TEXTAUSZUG:

<<<<

Attraktive Ausschüttungen für Aktionäre

Vieles davon hängt natürlich in der Schwebe. Wie sich die Lage auf dem Schachbrett der Geopolitik in den kommenden Wochen und Monaten entwickelt, bleibt schwierig zu sagen. Tatsache ist, dass es Energiekonzernen im heutigen Umfeld nicht schlecht geht. Ein Ölpreis auf dem gegenwärtigen Niveau zwischen 70 und 80 $ pro Fass würgt die Weltwirtschaft nicht ab und ermöglicht es der Branche, einen robusten Cashflow zu erwirtschaften.

Noch wichtiger: Die meisten Unternehmen verhalten sich in Sachen Investitionen diszipliniert. Wie eine Auswertung mit Hilfe des Finanzdatendiensts S&P Global Market Intelligence zu zehn führenden Energiekonzernen aus den USA, Europa und Lateinamerika ergibt, rechnen Analysten zwar damit, dass die Kapitalausgaben im laufenden und im nächsten Jahr etwas steigen. Von Übertreibungen wie beim grossen Boom in den Jahren 2012 bis 2014 kann hingegen keine Rede sein.

Die vergleichsweise strenge Disziplin bei den Kosten zeigt sich gut bei den Bohrungen in den grossen US-Schiefervorkommen der Bundesstaaten Texas und North Dakota sowie in der Appalachen-Region. Seit dem Covid-Crash im Pandemiejahr 2020 erschliessen primär kleinere Privatunternehmen neue Reserven. Sie sind oft stärker verschuldet und haben eine höhere Gewinnschwelle, womit sie bei einem Rückgang der Energiepreise am verletzlichsten sind.

>>>>

DEINE AUFGABE:
Kannst du aus dem Textauszug über die Energiekonzerne die Passage von „Noch wichtiger: Die“ bis „keine Rede sein.“ wortgetreu abtippen?

ROHDATEN:
<<<<

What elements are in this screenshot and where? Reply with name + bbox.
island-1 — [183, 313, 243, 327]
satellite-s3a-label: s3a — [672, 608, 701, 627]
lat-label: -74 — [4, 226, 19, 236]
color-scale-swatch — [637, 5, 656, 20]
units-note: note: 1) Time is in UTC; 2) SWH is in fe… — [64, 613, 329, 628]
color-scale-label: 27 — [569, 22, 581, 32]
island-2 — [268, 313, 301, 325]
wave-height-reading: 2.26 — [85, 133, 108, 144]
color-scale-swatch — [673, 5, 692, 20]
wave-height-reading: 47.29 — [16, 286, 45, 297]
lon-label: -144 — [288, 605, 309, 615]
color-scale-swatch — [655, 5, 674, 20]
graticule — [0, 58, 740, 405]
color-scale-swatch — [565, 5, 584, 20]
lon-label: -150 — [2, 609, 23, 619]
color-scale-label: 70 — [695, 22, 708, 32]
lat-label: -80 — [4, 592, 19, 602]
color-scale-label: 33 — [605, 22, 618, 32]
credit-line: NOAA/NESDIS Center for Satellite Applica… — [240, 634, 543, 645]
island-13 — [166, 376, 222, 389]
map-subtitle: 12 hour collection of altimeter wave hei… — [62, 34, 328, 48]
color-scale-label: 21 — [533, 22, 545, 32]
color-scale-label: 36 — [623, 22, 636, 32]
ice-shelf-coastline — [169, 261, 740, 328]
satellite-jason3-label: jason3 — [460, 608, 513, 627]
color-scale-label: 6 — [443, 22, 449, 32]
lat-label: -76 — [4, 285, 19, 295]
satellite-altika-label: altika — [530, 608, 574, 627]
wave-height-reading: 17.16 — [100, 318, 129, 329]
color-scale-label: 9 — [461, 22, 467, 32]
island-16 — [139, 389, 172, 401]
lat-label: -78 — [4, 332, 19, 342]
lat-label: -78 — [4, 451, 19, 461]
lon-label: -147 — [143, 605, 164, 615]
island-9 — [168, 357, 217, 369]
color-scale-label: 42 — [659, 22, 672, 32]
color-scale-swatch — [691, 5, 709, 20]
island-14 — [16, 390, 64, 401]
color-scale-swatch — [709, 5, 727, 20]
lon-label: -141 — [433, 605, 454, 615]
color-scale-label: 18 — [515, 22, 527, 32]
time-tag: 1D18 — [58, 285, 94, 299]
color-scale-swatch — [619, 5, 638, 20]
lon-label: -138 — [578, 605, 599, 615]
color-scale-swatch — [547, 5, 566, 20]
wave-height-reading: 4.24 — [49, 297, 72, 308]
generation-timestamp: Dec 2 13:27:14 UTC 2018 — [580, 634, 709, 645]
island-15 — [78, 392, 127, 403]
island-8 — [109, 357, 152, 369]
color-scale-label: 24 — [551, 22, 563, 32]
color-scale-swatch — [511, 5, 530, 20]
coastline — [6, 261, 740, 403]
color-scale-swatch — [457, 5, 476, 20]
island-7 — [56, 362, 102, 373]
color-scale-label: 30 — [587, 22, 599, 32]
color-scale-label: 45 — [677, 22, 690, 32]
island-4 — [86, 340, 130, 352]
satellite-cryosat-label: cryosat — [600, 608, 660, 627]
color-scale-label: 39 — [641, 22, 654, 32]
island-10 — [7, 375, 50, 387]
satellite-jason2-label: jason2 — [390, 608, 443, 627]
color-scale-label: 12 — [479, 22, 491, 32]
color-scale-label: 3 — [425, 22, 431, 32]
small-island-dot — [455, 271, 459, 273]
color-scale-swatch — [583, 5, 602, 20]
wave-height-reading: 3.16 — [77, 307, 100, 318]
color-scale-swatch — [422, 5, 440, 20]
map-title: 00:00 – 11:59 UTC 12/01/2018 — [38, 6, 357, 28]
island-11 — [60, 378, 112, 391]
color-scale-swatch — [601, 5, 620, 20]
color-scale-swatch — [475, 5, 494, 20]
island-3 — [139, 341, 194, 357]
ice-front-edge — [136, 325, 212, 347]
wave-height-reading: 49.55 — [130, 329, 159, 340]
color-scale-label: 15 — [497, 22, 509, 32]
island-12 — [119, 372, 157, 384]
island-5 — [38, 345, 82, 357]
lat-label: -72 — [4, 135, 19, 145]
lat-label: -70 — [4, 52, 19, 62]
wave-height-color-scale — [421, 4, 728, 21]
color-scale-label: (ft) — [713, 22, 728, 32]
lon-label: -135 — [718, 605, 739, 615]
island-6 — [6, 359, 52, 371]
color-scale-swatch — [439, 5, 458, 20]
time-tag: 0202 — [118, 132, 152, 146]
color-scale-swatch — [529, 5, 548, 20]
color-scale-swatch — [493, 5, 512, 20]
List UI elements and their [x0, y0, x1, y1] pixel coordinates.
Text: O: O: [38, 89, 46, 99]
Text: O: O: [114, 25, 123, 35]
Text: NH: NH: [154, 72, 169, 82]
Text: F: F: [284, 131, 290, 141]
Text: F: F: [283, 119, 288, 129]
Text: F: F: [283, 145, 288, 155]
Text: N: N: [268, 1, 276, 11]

>>>>

ERLEDIGTE AUFGABE:
Noch wichtiger: Die meisten Unternehmen verhalten sich in Sachen Investitionen diszipliniert. Wie eine Auswertung mit Hilfe des Finanzdatendiensts S&P Global Market Intelligence zu zehn führenden Energiekonzernen aus den USA, Europa und Lateinamerika ergibt, rechnen Analysten zwar damit, dass die Kapitalausgaben im laufenden und im nächsten Jahr etwas steigen. Von Übertreibungen wie beim grossen Boom in den Jahren 2012 bis 2014 kann hingegen keine Rede sein.